TASK: Copy, in full, each line of the material that holds the word "base".

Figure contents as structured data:
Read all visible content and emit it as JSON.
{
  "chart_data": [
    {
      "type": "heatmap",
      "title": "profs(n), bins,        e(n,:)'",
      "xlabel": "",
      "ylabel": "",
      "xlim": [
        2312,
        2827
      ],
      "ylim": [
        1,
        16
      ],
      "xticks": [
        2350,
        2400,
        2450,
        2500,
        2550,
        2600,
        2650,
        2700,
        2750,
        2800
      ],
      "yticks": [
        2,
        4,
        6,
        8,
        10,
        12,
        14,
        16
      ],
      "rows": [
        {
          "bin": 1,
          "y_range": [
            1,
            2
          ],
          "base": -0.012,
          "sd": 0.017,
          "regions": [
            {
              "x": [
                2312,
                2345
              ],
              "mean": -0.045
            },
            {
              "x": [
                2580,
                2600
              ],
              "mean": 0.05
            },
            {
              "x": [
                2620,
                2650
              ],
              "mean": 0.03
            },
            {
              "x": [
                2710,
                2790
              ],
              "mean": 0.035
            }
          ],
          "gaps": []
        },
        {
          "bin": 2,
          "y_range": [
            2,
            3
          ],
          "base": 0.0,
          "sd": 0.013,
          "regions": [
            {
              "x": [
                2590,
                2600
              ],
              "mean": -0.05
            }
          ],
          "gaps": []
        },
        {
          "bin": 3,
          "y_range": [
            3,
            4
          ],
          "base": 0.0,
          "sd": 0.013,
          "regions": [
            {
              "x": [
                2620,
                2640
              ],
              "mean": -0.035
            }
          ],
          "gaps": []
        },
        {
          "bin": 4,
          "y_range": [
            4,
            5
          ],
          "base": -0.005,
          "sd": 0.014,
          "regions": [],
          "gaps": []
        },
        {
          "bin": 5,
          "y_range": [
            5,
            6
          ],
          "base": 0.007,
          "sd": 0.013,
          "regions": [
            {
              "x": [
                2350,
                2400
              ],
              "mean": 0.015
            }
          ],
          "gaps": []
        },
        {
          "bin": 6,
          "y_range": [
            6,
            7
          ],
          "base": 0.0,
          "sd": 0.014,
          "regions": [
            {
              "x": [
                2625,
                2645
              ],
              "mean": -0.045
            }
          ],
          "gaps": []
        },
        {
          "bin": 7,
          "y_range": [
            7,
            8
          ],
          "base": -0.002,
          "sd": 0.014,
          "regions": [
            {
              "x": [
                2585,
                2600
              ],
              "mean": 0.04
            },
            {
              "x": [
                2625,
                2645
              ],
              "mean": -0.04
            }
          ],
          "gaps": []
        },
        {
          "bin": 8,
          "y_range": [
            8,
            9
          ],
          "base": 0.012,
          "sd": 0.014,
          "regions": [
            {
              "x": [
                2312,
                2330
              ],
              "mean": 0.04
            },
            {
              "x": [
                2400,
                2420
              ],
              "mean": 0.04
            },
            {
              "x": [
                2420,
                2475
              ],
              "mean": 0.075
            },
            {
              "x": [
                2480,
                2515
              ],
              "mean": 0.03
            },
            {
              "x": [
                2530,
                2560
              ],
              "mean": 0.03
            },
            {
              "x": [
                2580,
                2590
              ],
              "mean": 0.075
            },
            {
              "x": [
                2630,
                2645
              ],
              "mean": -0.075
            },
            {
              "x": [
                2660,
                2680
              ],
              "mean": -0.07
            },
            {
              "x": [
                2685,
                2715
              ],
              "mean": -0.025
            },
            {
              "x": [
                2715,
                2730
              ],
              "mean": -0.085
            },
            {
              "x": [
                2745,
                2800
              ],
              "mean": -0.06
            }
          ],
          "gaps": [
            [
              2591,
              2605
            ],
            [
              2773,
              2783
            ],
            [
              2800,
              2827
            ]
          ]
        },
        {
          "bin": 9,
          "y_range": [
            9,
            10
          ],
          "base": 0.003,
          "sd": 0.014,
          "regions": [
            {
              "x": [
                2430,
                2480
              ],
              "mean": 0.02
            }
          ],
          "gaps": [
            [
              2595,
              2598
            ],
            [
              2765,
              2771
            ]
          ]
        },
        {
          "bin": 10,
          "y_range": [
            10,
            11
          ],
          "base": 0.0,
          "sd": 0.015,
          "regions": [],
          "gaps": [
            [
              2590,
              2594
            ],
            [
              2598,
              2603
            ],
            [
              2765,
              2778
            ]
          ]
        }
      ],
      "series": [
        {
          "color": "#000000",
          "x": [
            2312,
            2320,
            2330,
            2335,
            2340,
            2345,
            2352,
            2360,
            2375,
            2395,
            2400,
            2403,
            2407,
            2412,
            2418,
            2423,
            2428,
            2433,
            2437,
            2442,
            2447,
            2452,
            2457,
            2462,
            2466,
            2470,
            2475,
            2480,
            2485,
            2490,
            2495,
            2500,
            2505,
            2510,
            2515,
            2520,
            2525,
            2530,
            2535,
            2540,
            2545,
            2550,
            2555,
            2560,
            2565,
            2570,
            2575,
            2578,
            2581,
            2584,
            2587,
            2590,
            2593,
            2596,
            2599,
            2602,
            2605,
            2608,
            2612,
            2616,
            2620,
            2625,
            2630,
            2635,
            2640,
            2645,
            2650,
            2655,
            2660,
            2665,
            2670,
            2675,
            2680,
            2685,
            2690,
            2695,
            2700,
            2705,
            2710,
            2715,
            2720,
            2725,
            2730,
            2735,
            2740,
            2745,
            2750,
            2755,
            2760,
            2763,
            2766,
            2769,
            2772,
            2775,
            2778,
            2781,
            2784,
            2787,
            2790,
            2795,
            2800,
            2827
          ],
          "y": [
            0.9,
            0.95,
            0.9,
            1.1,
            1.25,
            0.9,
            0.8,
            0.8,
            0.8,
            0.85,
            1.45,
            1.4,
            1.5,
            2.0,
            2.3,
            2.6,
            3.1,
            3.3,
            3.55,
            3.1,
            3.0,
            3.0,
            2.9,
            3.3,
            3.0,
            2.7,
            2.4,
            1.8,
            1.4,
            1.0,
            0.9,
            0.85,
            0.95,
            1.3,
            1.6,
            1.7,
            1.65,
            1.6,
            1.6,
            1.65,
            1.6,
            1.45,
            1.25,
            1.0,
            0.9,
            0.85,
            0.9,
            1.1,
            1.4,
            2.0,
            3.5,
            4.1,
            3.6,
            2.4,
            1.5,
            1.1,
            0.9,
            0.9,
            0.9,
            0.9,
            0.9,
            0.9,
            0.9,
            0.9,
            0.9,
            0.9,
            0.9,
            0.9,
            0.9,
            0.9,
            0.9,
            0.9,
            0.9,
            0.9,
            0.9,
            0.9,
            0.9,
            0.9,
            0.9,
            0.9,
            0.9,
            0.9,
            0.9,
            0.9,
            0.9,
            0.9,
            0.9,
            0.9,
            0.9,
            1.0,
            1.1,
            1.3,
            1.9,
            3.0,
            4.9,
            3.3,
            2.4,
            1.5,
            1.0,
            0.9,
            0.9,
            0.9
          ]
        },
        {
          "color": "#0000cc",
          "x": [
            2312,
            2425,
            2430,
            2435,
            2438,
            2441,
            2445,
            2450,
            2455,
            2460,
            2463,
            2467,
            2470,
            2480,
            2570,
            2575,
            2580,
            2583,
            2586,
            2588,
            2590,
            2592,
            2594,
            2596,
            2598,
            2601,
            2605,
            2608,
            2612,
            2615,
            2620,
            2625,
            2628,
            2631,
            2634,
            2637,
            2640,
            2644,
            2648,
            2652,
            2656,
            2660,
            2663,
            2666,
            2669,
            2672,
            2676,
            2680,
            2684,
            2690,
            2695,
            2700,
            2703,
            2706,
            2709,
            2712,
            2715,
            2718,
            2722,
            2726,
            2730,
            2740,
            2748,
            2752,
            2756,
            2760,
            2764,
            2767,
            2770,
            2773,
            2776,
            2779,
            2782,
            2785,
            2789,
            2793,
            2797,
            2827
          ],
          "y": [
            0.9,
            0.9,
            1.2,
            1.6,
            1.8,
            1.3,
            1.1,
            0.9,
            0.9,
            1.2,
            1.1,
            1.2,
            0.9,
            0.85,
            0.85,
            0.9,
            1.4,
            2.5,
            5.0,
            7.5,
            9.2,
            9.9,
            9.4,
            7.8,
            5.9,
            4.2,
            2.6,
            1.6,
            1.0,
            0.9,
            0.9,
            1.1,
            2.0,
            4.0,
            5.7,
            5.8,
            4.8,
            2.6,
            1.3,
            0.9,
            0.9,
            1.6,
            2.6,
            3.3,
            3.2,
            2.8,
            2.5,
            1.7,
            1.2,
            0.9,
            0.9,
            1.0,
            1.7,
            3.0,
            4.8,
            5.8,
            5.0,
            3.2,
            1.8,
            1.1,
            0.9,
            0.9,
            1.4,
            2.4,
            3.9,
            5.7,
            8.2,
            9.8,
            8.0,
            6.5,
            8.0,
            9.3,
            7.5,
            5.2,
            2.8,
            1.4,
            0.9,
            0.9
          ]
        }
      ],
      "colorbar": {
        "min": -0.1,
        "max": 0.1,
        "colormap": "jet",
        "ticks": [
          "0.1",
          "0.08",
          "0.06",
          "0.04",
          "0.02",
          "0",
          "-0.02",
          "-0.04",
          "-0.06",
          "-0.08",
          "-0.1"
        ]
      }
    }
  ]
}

RESULT OF THE TASK:
          "base": -0.012,
          "base": 0.0,
          "base": 0.0,
          "base": -0.005,
          "base": 0.007,
          "base": 0.0,
          "base": -0.002,
          "base": 0.012,
          "base": 0.003,
          "base": 0.0,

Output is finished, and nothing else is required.